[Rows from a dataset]
======

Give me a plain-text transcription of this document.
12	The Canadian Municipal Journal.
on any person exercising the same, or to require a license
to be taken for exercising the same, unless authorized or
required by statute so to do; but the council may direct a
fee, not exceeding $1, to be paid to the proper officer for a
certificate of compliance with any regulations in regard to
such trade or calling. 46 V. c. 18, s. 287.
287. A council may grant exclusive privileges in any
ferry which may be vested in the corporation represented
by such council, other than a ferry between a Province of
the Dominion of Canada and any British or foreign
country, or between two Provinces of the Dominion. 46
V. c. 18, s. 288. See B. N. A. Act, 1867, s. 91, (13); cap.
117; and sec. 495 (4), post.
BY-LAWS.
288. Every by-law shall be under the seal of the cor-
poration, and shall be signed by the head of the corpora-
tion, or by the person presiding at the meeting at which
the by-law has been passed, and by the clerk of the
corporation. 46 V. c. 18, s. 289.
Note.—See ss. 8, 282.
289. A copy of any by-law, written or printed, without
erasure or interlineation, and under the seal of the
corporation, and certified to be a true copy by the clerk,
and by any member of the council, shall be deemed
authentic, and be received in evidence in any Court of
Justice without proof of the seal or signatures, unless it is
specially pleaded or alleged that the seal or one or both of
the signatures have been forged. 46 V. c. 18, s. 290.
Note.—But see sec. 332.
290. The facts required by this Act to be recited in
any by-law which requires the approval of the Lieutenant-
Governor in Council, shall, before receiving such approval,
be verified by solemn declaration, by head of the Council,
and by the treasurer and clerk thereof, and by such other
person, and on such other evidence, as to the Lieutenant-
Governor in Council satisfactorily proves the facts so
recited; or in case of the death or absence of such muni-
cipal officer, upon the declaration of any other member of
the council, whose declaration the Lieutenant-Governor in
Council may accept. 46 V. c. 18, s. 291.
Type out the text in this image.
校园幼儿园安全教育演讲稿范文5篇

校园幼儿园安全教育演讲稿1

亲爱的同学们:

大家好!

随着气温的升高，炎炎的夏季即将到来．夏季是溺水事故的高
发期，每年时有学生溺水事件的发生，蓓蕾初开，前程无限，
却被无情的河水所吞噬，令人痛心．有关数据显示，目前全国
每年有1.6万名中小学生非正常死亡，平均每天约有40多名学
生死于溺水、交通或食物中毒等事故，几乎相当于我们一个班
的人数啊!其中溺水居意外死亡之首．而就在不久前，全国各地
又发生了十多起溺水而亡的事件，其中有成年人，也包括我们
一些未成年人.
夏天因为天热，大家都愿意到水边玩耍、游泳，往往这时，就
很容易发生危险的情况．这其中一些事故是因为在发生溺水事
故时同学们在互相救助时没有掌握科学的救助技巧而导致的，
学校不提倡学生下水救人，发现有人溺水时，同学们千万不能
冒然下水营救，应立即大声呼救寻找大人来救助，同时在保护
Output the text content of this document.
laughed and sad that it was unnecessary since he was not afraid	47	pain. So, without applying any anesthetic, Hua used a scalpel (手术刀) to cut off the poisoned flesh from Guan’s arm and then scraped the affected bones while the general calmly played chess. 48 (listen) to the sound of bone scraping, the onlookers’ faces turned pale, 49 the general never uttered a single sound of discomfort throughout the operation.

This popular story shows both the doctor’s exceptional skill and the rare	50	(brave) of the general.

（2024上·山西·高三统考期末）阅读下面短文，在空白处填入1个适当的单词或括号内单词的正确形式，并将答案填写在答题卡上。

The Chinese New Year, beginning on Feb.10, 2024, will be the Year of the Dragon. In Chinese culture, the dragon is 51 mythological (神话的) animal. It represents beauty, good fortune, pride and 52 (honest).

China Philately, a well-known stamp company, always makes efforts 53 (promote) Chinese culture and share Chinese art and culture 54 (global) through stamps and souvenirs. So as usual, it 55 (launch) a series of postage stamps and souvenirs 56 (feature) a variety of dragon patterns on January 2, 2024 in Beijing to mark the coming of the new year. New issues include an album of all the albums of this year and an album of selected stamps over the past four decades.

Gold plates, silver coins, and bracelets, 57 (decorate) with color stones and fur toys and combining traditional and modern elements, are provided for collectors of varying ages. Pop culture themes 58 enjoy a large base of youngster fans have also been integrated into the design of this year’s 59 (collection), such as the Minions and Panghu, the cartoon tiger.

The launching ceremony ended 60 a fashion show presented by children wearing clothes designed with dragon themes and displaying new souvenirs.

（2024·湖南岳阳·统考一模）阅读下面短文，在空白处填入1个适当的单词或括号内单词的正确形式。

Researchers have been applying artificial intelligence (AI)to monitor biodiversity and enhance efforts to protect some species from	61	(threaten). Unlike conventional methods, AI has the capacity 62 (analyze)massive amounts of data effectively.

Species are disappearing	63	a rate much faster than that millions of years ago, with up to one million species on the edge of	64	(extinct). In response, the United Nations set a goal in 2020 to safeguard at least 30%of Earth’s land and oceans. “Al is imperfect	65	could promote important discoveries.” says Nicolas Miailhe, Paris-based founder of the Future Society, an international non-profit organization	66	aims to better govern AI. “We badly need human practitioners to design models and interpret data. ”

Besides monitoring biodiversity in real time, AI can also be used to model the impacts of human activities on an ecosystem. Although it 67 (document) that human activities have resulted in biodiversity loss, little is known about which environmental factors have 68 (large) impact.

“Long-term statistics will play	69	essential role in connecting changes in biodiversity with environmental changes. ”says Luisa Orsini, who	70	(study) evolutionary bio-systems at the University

======

### TASK GOAL
Pick out every line with the string "shall" and copy it.

### CORRECT RESPONSE
288. Every by-law shall be under the seal of the cor-
poration, and shall be signed by the head of the corpora-
and by any member of the council, shall be deemed
Governor in Council, shall, before receiving such approval,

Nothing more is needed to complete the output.